— START DATA FOR PROCESSING —

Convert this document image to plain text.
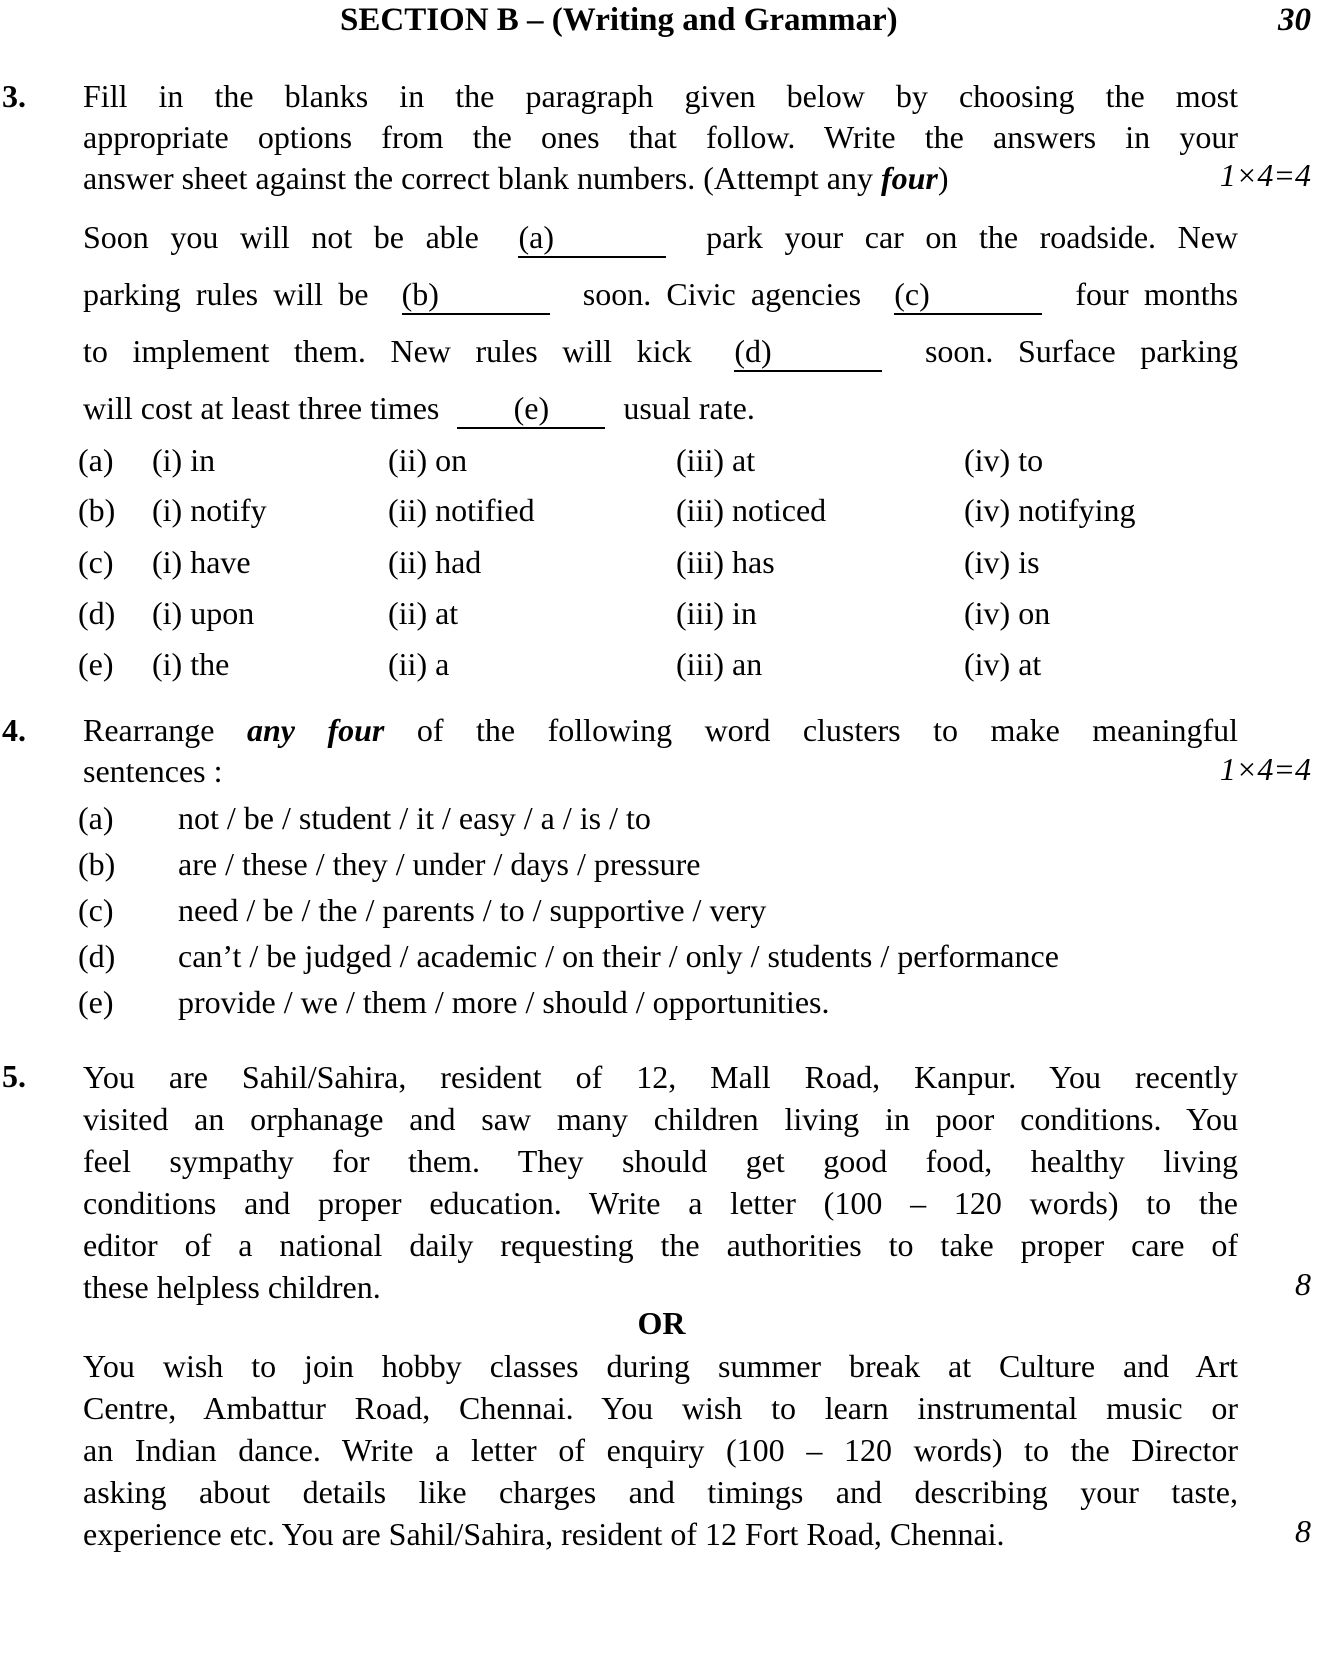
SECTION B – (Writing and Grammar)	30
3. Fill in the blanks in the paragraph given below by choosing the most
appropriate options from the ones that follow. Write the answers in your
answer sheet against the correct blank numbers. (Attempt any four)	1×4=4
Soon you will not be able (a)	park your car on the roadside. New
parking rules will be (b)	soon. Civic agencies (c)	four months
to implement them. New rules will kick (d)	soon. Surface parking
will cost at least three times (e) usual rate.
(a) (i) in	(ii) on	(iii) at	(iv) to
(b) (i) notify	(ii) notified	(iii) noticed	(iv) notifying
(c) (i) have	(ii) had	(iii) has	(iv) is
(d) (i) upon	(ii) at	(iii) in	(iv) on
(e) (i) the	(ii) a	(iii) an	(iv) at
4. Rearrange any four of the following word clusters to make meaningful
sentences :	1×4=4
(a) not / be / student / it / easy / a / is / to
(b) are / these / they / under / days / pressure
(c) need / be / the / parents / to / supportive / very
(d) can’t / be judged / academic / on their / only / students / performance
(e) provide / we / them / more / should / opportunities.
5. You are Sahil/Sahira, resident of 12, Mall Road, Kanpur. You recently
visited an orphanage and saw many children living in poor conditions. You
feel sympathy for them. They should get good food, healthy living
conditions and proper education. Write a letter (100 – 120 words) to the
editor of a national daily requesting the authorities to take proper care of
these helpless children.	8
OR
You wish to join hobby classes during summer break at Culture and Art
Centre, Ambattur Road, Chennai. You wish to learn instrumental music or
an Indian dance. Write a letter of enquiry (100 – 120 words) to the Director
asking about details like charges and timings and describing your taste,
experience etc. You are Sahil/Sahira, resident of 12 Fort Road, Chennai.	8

— END DATA FOR PROCESSING —

Reproduce all of the material exactly, apart from the pictures.

EXERCISE RESPONSE →
Convert this document image to plain text.
SECTION B – (Writing and Grammar)	30
3. Fill in the blanks in the paragraph given below by choosing the most
appropriate options from the ones that follow. Write the answers in your
answer sheet against the correct blank numbers. (Attempt any four)	1×4=4
Soon you will not be able (a)	park your car on the roadside. New
parking rules will be (b)	soon. Civic agencies (c)	four months
to implement them. New rules will kick (d)	soon. Surface parking
will cost at least three times (e) usual rate.
(a) (i) in	(ii) on	(iii) at	(iv) to
(b) (i) notify	(ii) notified	(iii) noticed	(iv) notifying
(c) (i) have	(ii) had	(iii) has	(iv) is
(d) (i) upon	(ii) at	(iii) in	(iv) on
(e) (i) the	(ii) a	(iii) an	(iv) at
4. Rearrange any four of the following word clusters to make meaningful
sentences :	1×4=4
(a) not / be / student / it / easy / a / is / to
(b) are / these / they / under / days / pressure
(c) need / be / the / parents / to / supportive / very
(d) can’t / be judged / academic / on their / only / students / performance
(e) provide / we / them / more / should / opportunities.
5. You are Sahil/Sahira, resident of 12, Mall Road, Kanpur. You recently
visited an orphanage and saw many children living in poor conditions. You
feel sympathy for them. They should get good food, healthy living
conditions and proper education. Write a letter (100 – 120 words) to the
editor of a national daily requesting the authorities to take proper care of
these helpless children.	8
OR
You wish to join hobby classes during summer break at Culture and Art
Centre, Ambattur Road, Chennai. You wish to learn instrumental music or
an Indian dance. Write a letter of enquiry (100 – 120 words) to the Director
asking about details like charges and timings and describing your taste,
experience etc. You are Sahil/Sahira, resident of 12 Fort Road, Chennai.	8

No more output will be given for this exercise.